→ **Exercise task**: Repeat the whole listing below, word for word.

→ **Dataset excerpt**:
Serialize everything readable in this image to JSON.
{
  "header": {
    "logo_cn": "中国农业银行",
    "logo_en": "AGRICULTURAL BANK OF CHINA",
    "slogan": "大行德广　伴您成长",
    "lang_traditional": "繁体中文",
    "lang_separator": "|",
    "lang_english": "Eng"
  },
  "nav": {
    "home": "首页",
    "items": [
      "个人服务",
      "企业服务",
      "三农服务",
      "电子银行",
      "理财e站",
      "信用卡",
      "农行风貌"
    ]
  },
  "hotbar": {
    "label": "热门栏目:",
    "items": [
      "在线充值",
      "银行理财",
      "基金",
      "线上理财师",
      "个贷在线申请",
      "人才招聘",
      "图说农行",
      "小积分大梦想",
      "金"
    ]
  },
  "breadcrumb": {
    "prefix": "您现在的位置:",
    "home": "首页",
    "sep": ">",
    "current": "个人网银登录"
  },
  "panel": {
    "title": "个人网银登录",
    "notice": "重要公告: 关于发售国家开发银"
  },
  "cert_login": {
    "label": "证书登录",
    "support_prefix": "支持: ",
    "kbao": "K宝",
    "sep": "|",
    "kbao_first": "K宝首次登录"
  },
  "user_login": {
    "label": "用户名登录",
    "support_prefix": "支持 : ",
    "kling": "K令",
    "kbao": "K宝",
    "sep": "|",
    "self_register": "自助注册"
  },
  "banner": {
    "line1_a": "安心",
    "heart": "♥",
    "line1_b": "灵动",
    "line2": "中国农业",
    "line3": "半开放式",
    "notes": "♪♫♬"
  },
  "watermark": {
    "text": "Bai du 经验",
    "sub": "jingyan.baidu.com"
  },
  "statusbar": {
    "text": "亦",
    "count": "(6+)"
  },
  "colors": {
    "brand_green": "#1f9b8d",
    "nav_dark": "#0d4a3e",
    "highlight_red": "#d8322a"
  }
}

→ **Completed exercise**:
Serialize everything readable in this image to JSON.
{
  "header": {
    "logo_cn": "中国农业银行",
    "logo_en": "AGRICULTURAL BANK OF CHINA",
    "slogan": "大行德广　伴您成长",
    "lang_traditional": "繁体中文",
    "lang_separator": "|",
    "lang_english": "Eng"
  },
  "nav": {
    "home": "首页",
    "items": [
      "个人服务",
      "企业服务",
      "三农服务",
      "电子银行",
      "理财e站",
      "信用卡",
      "农行风貌"
    ]
  },
  "hotbar": {
    "label": "热门栏目:",
    "items": [
      "在线充值",
      "银行理财",
      "基金",
      "线上理财师",
      "个贷在线申请",
      "人才招聘",
      "图说农行",
      "小积分大梦想",
      "金"
    ]
  },
  "breadcrumb": {
    "prefix": "您现在的位置:",
    "home": "首页",
    "sep": ">",
    "current": "个人网银登录"
  },
  "panel": {
    "title": "个人网银登录",
    "notice": "重要公告: 关于发售国家开发银"
  },
  "cert_login": {
    "label": "证书登录",
    "support_prefix": "支持: ",
    "kbao": "K宝",
    "sep": "|",
    "kbao_first": "K宝首次登录"
  },
  "user_login": {
    "label": "用户名登录",
    "support_prefix": "支持 : ",
    "kling": "K令",
    "kbao": "K宝",
    "sep": "|",
    "self_register": "自助注册"
  },
  "banner": {
    "line1_a": "安心",
    "heart": "♥",
    "line1_b": "灵动",
    "line2": "中国农业",
    "line3": "半开放式",
    "notes": "♪♫♬"
  },
  "watermark": {
    "text": "Bai du 经验",
    "sub": "jingyan.baidu.com"
  },
  "statusbar": {
    "text": "亦",
    "count": "(6+)"
  },
  "colors": {
    "brand_green": "#1f9b8d",
    "nav_dark": "#0d4a3e",
    "highlight_red": "#d8322a"
  }
}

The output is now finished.